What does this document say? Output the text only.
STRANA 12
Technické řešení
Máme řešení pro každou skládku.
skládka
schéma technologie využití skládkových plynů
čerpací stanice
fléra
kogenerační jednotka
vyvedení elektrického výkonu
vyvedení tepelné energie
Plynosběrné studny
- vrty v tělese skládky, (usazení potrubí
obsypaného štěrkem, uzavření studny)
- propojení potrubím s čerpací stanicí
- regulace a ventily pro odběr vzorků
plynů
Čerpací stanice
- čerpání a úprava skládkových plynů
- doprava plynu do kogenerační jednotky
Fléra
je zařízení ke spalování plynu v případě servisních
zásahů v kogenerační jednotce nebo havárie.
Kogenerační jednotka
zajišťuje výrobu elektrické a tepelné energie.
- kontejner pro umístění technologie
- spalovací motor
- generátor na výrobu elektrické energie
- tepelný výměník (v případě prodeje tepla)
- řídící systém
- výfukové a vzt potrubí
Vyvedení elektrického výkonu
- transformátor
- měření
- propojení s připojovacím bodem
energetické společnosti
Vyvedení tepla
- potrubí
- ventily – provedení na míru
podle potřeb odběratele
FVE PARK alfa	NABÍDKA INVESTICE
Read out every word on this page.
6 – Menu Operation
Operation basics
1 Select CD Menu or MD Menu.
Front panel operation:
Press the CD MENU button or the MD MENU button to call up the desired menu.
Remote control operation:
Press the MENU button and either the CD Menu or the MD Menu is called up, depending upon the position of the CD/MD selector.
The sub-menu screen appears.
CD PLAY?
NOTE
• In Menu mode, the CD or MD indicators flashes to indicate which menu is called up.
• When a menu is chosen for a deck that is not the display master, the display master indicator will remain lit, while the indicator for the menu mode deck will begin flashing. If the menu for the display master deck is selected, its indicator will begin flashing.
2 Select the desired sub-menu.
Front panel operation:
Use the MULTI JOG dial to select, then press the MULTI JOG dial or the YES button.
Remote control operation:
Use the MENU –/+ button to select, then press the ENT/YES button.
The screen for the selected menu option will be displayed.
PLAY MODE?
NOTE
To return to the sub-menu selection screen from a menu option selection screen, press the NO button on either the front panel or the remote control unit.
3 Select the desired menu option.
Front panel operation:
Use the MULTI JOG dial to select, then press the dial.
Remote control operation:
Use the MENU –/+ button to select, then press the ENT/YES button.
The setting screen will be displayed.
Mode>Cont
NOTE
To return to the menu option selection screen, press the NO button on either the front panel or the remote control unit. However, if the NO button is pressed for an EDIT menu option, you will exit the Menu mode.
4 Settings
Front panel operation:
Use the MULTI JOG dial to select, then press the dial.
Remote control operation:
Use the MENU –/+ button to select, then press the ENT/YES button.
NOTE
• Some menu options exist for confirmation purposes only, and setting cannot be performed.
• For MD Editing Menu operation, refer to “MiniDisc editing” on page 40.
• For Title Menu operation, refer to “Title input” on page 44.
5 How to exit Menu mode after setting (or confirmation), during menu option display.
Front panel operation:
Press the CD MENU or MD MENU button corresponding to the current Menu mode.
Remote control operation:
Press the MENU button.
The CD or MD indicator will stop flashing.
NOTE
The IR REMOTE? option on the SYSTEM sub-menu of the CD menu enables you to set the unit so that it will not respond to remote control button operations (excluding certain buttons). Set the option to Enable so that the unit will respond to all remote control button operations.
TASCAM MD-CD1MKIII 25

▸ Exercise objective: Extract all lines containing the word "called".

▸ The completed task:
Press the MENU button and either the CD Menu or the MD Menu is called up, depending upon the position of the CD/MD selector.
• In Menu mode, the CD or MD indicators flashes to indicate which menu is called up.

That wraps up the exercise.